** BEGIN DATA FOR THIS TASK **

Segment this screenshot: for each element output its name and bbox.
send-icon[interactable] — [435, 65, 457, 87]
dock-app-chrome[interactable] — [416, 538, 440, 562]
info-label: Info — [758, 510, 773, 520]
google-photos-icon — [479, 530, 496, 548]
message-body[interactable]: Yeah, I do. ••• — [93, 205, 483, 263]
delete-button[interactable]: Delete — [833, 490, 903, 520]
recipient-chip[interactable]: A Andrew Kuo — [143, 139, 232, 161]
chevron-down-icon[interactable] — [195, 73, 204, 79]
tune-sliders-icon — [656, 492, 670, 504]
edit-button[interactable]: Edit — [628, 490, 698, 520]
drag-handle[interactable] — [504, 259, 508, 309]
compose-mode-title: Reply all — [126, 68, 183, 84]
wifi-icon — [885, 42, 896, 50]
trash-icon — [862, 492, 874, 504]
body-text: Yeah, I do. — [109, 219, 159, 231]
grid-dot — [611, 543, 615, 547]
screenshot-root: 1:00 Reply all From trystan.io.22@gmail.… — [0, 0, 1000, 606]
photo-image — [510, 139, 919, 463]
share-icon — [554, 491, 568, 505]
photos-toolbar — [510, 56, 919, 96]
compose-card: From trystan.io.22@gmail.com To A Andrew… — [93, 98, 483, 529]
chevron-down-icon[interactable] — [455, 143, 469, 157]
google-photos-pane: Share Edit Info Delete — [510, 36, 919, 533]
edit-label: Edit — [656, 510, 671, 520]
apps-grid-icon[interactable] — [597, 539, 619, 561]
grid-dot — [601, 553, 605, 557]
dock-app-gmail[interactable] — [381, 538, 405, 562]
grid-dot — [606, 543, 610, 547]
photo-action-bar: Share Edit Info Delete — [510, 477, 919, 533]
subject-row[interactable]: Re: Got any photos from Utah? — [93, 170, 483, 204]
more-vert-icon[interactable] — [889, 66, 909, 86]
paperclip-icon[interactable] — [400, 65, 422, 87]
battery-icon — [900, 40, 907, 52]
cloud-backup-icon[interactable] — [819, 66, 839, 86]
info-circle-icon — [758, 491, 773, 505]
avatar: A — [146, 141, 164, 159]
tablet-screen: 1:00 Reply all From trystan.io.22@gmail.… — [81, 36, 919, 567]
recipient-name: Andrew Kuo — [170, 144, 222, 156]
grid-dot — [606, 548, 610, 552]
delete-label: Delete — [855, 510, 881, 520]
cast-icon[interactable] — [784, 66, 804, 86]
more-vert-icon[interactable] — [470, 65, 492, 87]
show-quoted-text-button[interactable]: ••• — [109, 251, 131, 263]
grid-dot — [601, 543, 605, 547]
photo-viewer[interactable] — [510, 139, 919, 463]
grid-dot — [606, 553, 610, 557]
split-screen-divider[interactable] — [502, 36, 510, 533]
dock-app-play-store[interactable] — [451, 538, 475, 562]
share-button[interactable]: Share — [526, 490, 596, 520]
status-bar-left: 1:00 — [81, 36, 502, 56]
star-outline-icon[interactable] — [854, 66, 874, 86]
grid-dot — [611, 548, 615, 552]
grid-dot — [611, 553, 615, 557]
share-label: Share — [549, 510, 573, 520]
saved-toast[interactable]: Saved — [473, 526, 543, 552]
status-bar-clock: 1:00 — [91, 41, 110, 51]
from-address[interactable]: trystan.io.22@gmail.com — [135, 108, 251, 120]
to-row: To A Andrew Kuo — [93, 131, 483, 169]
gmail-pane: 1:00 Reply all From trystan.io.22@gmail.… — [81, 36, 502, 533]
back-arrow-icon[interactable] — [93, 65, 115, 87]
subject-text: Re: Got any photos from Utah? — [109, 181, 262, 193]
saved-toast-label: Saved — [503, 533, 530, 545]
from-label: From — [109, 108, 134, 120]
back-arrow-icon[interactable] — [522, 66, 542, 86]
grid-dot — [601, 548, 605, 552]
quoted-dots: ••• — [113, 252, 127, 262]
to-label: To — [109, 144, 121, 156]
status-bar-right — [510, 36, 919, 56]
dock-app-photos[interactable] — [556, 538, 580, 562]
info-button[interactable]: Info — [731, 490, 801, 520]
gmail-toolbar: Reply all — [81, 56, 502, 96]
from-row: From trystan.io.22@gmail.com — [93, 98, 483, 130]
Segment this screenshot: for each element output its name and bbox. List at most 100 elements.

** END DATA FOR THIS TASK **
** BEGIN DATA FOR THIS TASK **

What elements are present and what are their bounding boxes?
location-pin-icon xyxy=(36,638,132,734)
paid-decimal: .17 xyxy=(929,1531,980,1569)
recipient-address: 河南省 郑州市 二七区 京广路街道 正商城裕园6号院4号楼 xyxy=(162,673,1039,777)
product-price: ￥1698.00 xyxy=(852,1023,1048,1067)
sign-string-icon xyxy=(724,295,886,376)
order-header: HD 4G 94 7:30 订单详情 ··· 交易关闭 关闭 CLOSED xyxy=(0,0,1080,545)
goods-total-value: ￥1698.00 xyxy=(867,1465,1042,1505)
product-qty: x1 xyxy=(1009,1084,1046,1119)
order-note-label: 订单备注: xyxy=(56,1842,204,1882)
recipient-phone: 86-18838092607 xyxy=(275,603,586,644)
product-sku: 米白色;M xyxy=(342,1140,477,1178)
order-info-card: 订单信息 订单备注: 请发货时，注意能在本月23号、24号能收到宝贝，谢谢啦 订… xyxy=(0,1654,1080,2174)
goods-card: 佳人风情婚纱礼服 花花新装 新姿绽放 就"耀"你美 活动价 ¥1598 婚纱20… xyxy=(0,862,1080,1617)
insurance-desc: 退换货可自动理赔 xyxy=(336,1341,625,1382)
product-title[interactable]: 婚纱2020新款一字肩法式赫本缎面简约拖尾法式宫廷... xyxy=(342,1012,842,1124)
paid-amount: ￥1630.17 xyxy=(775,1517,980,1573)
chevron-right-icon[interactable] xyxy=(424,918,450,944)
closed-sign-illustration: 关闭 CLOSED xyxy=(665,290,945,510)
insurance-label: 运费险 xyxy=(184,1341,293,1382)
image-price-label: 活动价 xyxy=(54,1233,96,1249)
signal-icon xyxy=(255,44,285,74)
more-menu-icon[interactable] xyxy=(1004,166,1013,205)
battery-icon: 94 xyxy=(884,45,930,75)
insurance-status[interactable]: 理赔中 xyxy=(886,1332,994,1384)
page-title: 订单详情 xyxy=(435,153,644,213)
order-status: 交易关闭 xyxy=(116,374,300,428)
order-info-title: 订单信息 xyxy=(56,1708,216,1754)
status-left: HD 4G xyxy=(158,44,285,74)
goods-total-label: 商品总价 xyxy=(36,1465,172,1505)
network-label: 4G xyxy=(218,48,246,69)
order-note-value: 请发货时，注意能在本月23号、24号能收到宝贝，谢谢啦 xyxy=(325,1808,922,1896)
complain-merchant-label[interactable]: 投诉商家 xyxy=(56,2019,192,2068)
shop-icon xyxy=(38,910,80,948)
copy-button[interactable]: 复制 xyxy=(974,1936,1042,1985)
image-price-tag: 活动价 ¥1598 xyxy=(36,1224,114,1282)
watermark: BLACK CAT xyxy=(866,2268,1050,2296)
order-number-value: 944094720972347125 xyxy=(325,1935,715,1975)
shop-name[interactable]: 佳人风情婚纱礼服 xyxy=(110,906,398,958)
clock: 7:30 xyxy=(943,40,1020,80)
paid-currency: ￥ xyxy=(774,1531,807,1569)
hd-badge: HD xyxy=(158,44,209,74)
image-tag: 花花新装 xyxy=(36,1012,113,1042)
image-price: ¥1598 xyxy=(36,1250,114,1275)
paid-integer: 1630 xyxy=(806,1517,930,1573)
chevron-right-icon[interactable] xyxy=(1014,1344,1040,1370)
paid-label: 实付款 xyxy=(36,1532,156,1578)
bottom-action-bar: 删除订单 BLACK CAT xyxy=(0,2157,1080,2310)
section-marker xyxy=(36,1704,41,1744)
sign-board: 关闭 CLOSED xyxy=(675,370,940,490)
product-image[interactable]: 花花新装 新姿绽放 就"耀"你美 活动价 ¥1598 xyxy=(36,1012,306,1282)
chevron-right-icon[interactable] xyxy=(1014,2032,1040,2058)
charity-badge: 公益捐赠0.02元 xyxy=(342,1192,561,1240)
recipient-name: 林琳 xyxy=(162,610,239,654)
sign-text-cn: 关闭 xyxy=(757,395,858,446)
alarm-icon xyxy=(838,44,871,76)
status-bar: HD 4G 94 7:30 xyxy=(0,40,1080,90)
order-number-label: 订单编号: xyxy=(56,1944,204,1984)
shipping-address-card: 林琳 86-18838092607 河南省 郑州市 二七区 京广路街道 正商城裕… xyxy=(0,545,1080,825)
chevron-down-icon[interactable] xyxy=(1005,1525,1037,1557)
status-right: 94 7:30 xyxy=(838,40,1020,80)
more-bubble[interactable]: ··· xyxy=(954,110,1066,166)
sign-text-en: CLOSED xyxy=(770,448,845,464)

** END DATA FOR THIS TASK **

▸ **WRITTEN PROBLEM**: Swap "product-price" for "item-price" in the entries from the line with "What elements are" to the line with "product-sku: 米白色;M xyxy=(342,1140,477,1178)". Write out only those lines, with nothing else changed.

▸ **SOLUTION FOR THIS EXERCISE**:
What elements are present and what are their bounding boxes?
location-pin-icon xyxy=(36,638,132,734)
paid-decimal: .17 xyxy=(929,1531,980,1569)
recipient-address: 河南省 郑州市 二七区 京广路街道 正商城裕园6号院4号楼 xyxy=(162,673,1039,777)
item-price: ￥1698.00 xyxy=(852,1023,1048,1067)
sign-string-icon xyxy=(724,295,886,376)
order-header: HD 4G 94 7:30 订单详情 ··· 交易关闭 关闭 CLOSED xyxy=(0,0,1080,545)
goods-total-value: ￥1698.00 xyxy=(867,1465,1042,1505)
product-qty: x1 xyxy=(1009,1084,1046,1119)
order-note-label: 订单备注: xyxy=(56,1842,204,1882)
recipient-phone: 86-18838092607 xyxy=(275,603,586,644)
product-sku: 米白色;M xyxy=(342,1140,477,1178)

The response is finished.